[begin Items]

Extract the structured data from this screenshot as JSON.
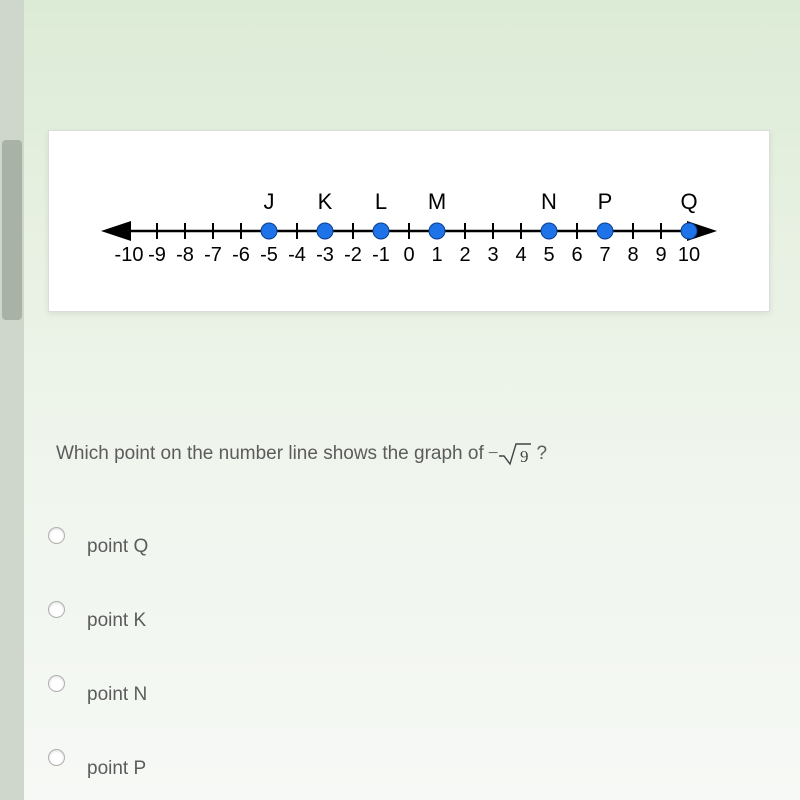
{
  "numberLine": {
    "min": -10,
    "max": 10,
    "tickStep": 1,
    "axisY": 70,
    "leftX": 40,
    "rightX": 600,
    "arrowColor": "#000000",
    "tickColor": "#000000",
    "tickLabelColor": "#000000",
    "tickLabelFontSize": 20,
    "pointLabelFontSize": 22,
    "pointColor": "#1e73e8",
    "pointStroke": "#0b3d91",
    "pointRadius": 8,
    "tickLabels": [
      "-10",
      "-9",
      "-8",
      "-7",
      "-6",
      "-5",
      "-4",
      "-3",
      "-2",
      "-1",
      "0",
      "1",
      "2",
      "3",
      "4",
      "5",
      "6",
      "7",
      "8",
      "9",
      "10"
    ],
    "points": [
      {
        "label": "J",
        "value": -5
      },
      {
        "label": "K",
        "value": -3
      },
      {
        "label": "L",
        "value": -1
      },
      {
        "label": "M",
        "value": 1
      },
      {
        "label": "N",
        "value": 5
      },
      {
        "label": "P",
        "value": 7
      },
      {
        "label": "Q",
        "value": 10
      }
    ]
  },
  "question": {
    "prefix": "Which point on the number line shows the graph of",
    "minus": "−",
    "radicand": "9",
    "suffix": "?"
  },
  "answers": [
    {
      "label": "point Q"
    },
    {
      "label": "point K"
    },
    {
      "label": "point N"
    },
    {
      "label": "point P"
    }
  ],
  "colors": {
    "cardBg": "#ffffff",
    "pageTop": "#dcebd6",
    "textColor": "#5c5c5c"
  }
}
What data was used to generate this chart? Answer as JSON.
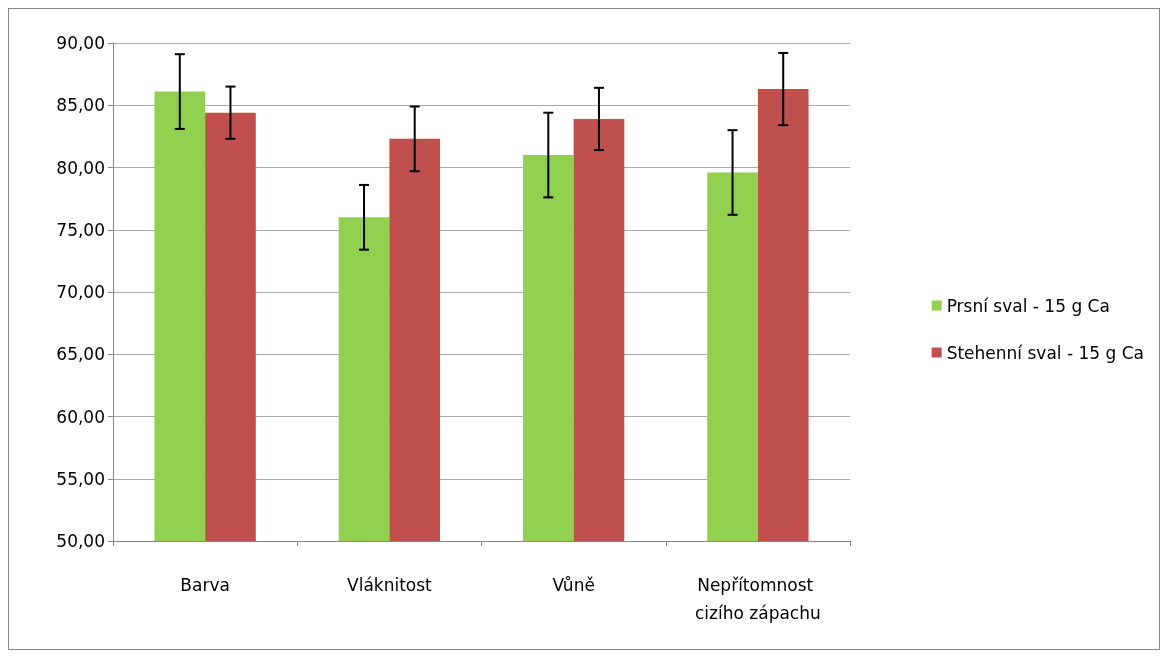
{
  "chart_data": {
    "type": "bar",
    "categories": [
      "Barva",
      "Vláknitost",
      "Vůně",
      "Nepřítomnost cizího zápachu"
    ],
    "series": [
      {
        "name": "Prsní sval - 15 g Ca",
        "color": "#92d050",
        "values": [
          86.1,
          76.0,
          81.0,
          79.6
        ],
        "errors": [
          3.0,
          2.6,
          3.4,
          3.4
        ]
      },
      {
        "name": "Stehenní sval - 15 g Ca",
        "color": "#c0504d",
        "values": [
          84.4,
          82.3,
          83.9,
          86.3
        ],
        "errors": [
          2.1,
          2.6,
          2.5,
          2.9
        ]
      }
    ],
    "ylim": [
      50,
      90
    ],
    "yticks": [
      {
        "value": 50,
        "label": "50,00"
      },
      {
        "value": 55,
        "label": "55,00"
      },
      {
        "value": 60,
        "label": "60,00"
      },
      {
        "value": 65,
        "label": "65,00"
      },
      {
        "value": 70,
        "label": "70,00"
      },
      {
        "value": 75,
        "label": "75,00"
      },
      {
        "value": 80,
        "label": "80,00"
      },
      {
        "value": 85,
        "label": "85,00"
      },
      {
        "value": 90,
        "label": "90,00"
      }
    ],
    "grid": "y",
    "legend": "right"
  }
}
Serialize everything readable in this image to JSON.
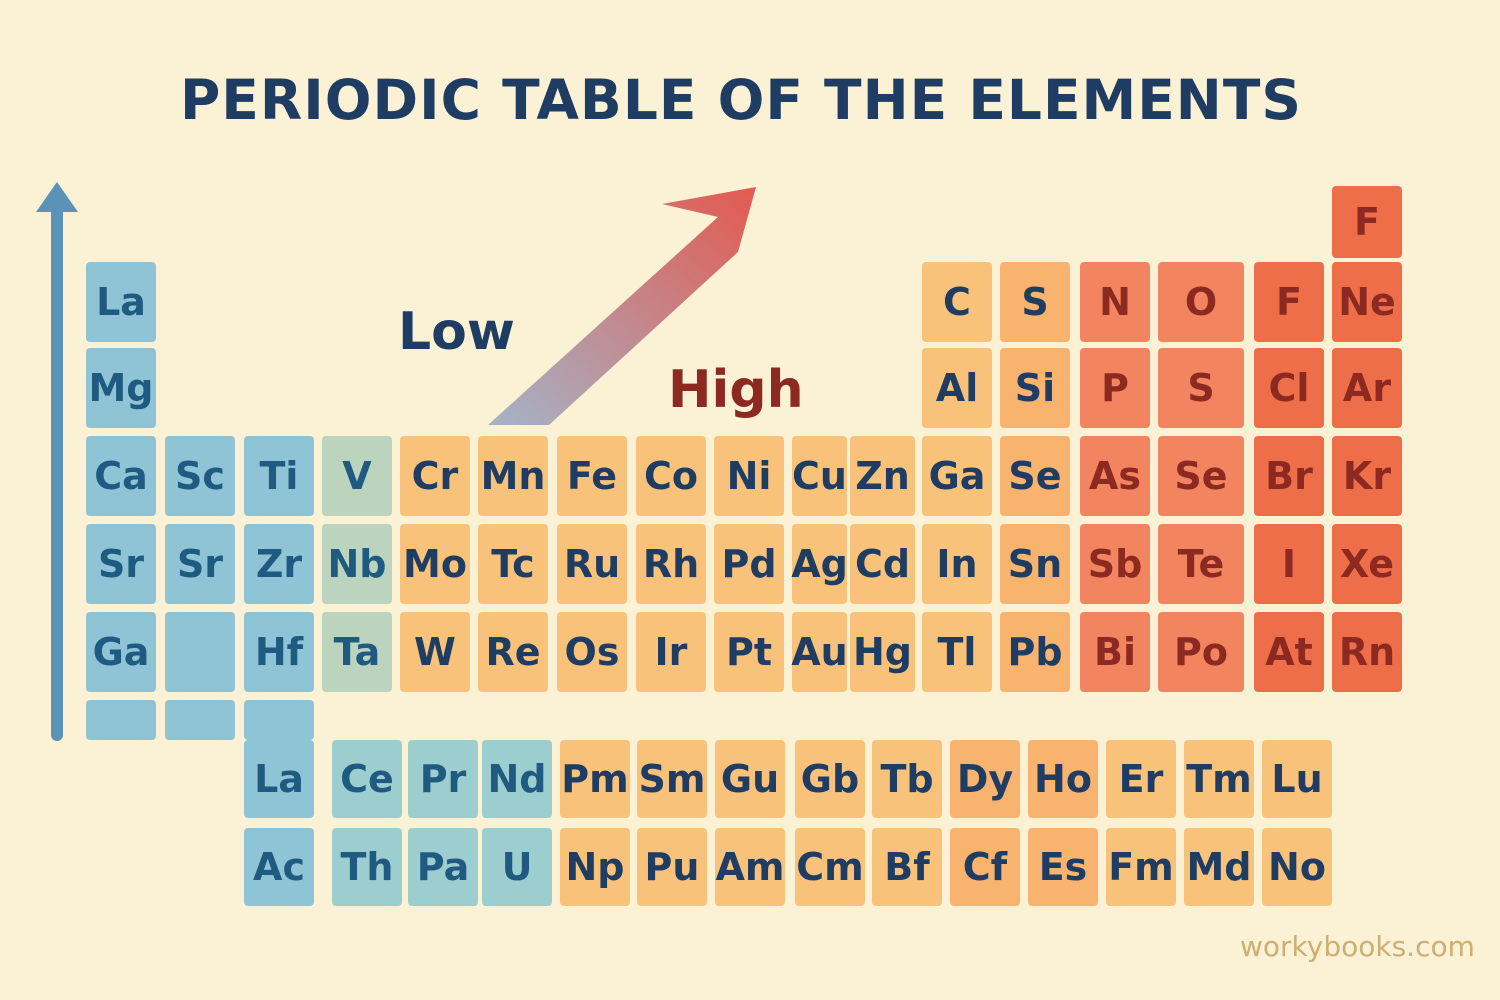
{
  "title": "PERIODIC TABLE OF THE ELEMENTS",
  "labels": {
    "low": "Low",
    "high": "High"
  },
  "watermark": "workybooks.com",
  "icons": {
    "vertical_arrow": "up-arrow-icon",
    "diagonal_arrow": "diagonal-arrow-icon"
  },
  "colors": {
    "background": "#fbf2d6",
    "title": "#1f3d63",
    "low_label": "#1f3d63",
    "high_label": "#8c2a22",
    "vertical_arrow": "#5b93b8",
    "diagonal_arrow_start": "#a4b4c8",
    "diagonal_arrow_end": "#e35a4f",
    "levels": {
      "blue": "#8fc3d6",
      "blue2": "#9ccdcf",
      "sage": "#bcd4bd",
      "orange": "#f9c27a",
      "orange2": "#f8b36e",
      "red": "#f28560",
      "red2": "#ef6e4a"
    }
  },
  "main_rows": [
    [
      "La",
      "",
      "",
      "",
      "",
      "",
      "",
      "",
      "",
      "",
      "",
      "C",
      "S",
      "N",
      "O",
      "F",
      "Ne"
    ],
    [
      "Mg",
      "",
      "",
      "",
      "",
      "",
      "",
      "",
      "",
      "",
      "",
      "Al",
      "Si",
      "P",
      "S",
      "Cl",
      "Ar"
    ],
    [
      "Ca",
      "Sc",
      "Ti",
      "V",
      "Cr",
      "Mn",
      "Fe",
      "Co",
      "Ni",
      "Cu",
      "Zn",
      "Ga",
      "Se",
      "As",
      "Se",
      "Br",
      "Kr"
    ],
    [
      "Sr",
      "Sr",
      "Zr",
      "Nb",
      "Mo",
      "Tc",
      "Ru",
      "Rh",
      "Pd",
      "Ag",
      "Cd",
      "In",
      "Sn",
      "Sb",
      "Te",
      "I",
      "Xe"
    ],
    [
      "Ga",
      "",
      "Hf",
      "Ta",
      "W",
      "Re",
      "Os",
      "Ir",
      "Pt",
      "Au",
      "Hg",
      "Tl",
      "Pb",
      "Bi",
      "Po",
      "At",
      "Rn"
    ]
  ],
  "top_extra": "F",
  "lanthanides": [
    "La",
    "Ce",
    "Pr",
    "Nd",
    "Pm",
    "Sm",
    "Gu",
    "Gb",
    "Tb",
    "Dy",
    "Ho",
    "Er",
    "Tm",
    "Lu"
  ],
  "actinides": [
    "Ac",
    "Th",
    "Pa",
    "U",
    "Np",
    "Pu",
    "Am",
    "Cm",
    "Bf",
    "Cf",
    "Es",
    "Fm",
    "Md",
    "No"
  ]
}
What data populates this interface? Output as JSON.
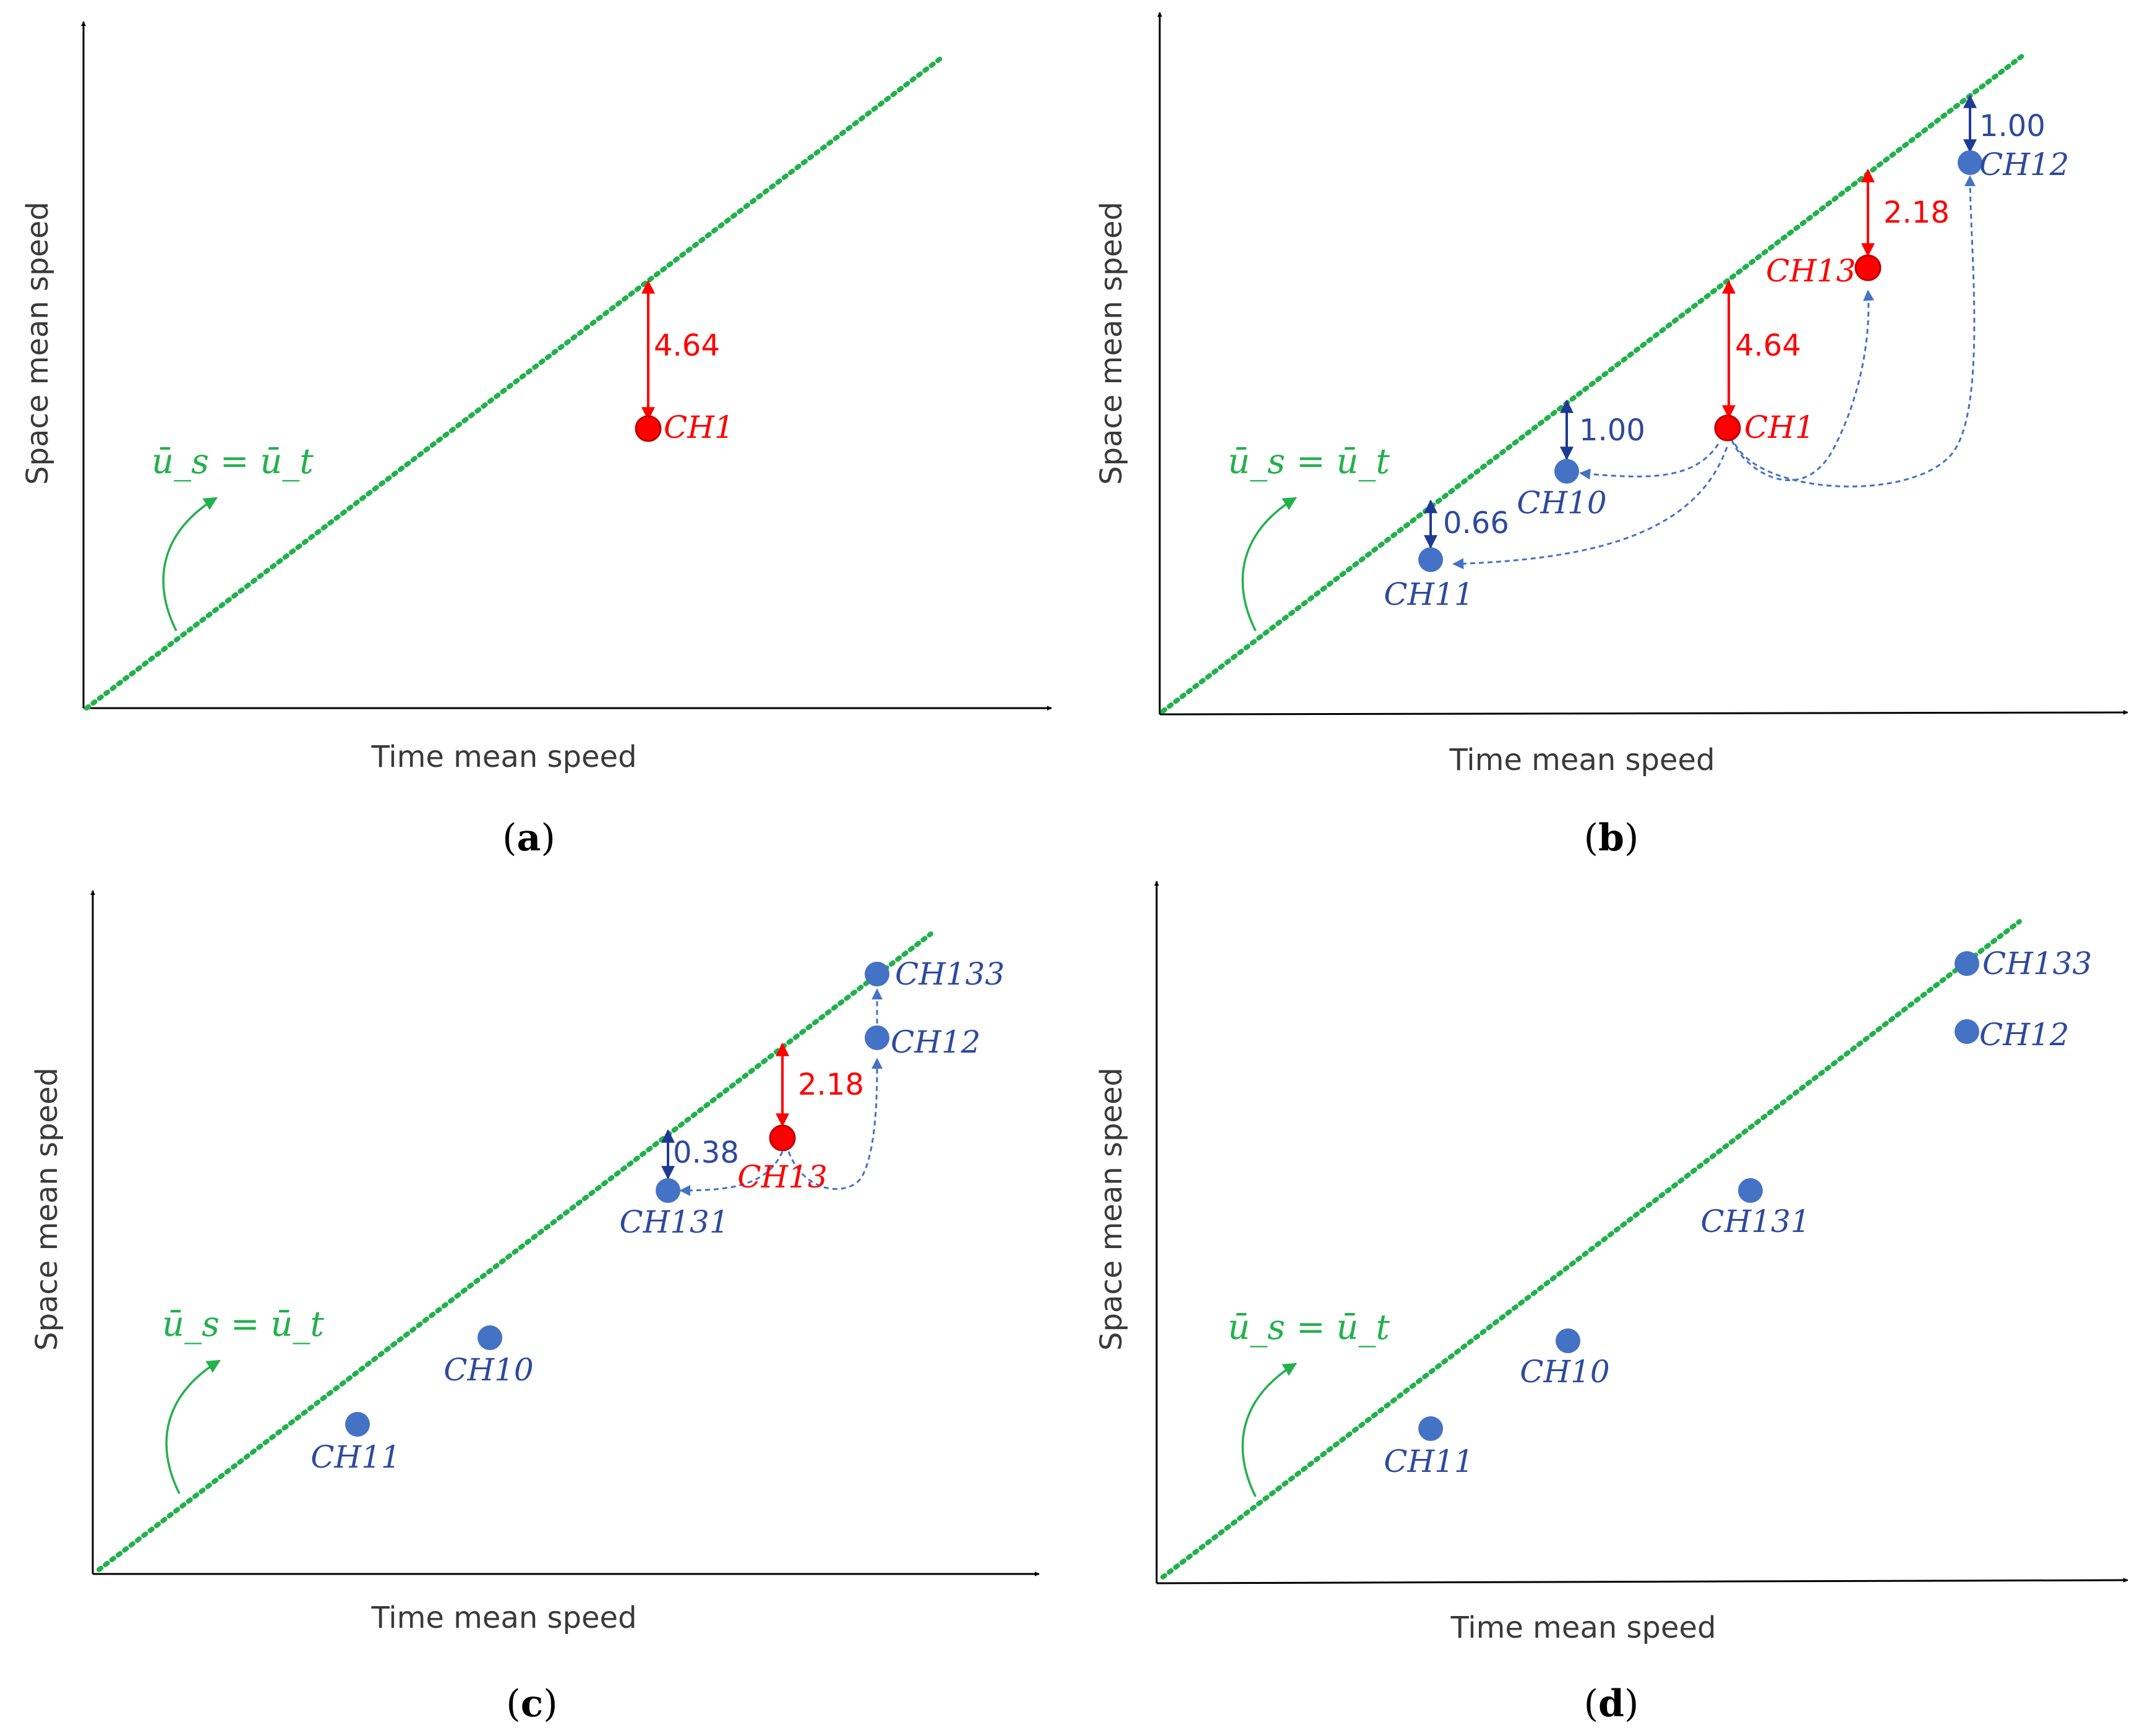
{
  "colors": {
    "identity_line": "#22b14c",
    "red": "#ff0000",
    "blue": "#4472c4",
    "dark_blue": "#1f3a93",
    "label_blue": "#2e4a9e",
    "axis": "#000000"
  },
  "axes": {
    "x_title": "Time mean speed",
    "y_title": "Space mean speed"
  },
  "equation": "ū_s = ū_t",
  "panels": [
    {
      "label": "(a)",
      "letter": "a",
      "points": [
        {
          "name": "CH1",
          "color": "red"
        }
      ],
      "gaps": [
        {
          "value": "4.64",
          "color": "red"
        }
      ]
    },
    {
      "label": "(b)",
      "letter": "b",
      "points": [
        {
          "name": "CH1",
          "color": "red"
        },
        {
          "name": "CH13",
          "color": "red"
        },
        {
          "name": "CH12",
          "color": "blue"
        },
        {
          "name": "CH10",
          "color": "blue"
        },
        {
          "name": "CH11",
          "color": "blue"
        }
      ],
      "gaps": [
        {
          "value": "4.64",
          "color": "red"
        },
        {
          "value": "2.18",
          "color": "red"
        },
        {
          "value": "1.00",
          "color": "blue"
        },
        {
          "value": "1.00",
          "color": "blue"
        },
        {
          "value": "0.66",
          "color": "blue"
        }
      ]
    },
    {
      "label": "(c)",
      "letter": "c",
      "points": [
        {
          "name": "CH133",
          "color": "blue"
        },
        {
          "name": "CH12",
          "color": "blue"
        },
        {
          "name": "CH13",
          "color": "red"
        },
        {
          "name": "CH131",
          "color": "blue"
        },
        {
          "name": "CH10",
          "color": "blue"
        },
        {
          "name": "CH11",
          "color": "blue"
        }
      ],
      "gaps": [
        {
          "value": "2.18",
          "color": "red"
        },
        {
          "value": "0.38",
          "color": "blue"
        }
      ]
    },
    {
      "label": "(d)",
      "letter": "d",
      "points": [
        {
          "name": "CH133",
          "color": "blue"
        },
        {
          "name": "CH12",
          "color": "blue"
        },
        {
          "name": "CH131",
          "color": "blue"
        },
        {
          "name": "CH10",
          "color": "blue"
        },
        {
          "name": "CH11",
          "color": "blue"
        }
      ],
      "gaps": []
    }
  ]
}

[end Items]

> [Exercise instructions] Examine the entries and report how many of their lines contain the string "this", giving no more than the number.

> [Exercise solution] 4